**DIRECTIONS**
Write each line word for word, from the line that contains "Extract all readable text from this page." through the last line of the material below.

**EXERCISE INPUTS**
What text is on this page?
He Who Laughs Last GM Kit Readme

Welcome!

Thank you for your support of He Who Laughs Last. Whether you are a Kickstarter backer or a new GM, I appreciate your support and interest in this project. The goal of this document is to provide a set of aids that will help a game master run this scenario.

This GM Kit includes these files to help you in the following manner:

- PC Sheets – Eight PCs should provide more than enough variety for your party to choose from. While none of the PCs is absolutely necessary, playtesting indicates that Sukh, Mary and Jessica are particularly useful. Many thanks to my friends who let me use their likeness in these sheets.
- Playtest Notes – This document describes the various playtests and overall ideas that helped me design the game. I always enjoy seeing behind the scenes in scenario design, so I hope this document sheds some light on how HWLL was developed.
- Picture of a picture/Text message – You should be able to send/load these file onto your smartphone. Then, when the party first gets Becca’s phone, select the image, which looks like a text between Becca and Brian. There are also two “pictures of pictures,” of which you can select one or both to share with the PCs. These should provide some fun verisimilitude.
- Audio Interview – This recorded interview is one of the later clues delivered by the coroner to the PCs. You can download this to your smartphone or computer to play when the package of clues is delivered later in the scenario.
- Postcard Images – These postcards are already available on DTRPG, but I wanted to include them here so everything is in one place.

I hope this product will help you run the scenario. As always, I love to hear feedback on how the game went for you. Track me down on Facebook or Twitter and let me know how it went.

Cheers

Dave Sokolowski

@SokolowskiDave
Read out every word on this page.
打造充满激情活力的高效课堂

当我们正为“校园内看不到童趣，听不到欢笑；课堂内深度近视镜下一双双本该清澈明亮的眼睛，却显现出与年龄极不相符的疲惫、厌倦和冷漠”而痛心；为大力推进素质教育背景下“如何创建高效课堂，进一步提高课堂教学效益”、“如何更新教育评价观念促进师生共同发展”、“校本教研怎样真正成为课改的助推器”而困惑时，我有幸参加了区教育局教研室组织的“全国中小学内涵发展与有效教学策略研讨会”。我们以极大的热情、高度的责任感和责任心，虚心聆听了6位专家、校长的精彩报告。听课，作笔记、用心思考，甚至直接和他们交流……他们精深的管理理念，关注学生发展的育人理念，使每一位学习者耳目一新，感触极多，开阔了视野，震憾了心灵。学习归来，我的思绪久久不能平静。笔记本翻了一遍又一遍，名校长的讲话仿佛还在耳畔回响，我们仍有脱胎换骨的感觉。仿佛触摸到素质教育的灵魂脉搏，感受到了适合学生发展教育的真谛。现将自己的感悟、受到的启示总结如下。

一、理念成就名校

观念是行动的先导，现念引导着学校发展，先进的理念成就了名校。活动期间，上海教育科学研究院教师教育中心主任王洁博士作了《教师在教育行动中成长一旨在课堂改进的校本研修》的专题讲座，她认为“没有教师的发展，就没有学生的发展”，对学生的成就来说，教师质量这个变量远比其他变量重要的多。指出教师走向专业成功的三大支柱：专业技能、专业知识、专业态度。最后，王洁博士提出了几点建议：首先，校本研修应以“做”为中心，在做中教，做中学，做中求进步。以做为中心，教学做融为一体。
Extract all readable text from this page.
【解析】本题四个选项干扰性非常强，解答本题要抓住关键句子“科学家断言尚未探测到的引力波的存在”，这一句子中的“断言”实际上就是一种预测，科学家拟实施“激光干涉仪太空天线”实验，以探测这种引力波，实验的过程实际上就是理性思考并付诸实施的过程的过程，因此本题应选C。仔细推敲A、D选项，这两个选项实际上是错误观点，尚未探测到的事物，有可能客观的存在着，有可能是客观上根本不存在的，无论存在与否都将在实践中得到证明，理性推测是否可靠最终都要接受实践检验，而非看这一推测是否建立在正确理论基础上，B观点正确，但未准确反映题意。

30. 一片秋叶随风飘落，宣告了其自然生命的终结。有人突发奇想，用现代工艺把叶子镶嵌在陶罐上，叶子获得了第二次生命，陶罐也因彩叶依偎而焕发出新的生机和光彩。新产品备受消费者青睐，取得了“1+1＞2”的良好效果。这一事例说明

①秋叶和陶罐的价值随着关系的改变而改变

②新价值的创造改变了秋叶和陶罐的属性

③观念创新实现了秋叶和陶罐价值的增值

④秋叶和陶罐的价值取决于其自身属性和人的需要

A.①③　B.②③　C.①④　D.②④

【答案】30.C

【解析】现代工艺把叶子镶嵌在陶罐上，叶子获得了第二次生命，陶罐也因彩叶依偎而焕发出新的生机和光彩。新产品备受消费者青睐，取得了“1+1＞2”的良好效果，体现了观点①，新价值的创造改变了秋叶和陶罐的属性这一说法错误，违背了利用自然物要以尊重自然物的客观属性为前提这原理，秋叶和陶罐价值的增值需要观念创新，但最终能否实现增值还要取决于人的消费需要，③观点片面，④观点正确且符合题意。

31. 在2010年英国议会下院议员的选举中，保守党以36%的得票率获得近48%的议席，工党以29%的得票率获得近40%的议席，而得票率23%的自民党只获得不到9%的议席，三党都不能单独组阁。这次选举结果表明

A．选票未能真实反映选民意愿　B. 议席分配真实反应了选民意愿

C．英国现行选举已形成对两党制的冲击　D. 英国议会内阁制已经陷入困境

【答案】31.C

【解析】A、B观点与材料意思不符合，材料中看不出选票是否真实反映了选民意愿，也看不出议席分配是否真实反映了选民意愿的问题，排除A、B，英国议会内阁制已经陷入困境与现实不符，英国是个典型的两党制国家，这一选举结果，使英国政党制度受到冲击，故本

**SOLUTION FOR THIS PROBLEM**
Extract all readable text from this page.
【解析】本题四个选项干扰性非常强，解答本题要抓住关键句子“科学家断言尚未探测到的引力波的存在”，这一句子中的“断言”实际上就是一种预测，科学家拟实施“激光干涉仪太空天线”实验，以探测这种引力波，实验的过程实际上就是理性思考并付诸实施的过程的过程，因此本题应选C。仔细推敲A、D选项，这两个选项实际上是错误观点，尚未探测到的事物，有可能客观的存在着，有可能是客观上根本不存在的，无论存在与否都将在实践中得到证明，理性推测是否可靠最终都要接受实践检验，而非看这一推测是否建立在正确理论基础上，B观点正确，但未准确反映题意。

30. 一片秋叶随风飘落，宣告了其自然生命的终结。有人突发奇想，用现代工艺把叶子镶嵌在陶罐上，叶子获得了第二次生命，陶罐也因彩叶依偎而焕发出新的生机和光彩。新产品备受消费者青睐，取得了“1+1＞2”的良好效果。这一事例说明

①秋叶和陶罐的价值随着关系的改变而改变

②新价值的创造改变了秋叶和陶罐的属性

③观念创新实现了秋叶和陶罐价值的增值

④秋叶和陶罐的价值取决于其自身属性和人的需要

A.①③　B.②③　C.①④　D.②④

【答案】30.C

【解析】现代工艺把叶子镶嵌在陶罐上，叶子获得了第二次生命，陶罐也因彩叶依偎而焕发出新的生机和光彩。新产品备受消费者青睐，取得了“1+1＞2”的良好效果，体现了观点①，新价值的创造改变了秋叶和陶罐的属性这一说法错误，违背了利用自然物要以尊重自然物的客观属性为前提这原理，秋叶和陶罐价值的增值需要观念创新，但最终能否实现增值还要取决于人的消费需要，③观点片面，④观点正确且符合题意。

31. 在2010年英国议会下院议员的选举中，保守党以36%的得票率获得近48%的议席，工党以29%的得票率获得近40%的议席，而得票率23%的自民党只获得不到9%的议席，三党都不能单独组阁。这次选举结果表明

A．选票未能真实反映选民意愿　B. 议席分配真实反应了选民意愿

C．英国现行选举已形成对两党制的冲击　D. 英国议会内阁制已经陷入困境

【答案】31.C

【解析】A、B观点与材料意思不符合，材料中看不出选票是否真实反映了选民意愿，也看不出议席分配是否真实反映了选民意愿的问题，排除A、B，英国议会内阁制已经陷入困境与现实不符，英国是个典型的两党制国家，这一选举结果，使英国政党制度受到冲击，故本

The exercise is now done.